*Task to carry out*. Each line below that contains "Data" counts once; report the total and nothing more.

-- START OF Provided material --

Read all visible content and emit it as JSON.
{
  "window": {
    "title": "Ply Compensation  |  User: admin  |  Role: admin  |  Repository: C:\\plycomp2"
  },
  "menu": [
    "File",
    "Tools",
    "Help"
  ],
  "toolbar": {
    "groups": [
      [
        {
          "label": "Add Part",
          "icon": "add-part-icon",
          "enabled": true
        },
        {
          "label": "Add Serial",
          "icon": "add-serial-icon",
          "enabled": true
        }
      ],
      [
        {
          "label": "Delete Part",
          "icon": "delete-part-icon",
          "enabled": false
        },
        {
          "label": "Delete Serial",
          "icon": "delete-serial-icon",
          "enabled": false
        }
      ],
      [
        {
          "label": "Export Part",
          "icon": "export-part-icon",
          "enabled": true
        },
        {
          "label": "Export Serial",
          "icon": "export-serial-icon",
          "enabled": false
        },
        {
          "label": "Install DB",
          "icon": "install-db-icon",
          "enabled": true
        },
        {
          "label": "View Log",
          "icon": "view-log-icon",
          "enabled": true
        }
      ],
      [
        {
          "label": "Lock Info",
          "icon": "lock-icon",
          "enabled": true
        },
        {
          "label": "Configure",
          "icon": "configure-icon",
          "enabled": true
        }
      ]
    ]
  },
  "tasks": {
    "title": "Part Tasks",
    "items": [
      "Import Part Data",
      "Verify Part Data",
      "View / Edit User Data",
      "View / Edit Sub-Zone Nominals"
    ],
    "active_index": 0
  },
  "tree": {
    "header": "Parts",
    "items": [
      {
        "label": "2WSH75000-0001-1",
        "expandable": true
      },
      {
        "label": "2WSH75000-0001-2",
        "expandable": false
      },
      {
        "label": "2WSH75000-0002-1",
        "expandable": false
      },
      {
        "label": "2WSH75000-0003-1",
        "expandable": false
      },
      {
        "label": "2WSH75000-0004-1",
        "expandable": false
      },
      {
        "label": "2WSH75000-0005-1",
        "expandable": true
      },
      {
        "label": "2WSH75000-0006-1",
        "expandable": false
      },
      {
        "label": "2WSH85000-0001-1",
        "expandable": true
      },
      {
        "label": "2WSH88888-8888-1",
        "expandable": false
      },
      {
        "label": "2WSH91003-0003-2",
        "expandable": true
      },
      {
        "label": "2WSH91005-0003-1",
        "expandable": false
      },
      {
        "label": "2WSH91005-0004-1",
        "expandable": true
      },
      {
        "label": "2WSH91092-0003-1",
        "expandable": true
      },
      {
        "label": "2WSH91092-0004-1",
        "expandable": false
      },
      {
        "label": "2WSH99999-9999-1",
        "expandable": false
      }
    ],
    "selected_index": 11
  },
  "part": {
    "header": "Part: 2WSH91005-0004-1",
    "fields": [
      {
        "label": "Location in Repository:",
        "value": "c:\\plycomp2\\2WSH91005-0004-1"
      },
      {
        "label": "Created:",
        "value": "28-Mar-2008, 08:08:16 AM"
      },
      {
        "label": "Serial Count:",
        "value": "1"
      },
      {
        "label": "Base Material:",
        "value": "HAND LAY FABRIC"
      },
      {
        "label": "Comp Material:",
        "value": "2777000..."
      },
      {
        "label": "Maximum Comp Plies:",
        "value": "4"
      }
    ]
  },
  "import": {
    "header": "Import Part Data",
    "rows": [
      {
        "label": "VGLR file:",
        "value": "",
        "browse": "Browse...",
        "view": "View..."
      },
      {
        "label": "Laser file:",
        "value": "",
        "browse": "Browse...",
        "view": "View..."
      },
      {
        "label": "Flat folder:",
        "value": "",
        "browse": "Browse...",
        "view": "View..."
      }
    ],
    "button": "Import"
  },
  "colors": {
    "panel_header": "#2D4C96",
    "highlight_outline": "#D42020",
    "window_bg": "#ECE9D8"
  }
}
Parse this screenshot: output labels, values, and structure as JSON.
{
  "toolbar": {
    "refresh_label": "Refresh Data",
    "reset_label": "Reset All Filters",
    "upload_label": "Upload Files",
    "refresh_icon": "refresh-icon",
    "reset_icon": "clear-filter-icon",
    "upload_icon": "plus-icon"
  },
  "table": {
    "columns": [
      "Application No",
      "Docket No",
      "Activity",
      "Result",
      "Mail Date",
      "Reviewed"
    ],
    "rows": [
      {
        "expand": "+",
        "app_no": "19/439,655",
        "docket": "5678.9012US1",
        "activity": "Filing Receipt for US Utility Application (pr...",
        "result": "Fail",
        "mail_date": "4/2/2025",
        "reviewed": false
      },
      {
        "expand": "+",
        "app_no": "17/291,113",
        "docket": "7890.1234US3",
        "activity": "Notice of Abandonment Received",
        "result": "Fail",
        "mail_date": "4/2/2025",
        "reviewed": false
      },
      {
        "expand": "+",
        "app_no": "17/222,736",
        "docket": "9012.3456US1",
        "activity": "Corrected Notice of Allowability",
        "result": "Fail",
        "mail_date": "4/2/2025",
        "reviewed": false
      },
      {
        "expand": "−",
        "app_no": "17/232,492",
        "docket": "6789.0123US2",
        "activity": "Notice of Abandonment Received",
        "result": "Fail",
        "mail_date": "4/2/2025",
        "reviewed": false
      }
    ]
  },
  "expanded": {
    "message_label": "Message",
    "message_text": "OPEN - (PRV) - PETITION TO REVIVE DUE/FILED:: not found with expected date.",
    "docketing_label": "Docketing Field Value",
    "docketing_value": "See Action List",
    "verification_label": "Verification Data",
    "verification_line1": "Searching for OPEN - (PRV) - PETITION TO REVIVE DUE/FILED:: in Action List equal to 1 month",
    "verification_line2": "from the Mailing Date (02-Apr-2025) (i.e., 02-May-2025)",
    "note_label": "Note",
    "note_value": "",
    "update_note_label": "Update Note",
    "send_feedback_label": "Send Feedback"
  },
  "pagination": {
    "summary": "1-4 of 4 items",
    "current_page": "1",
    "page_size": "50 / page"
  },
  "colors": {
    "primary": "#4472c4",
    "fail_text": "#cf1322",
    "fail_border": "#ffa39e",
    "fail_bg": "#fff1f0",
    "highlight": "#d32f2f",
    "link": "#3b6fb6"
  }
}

-- END OF Provided material --

*Result of this task*. 6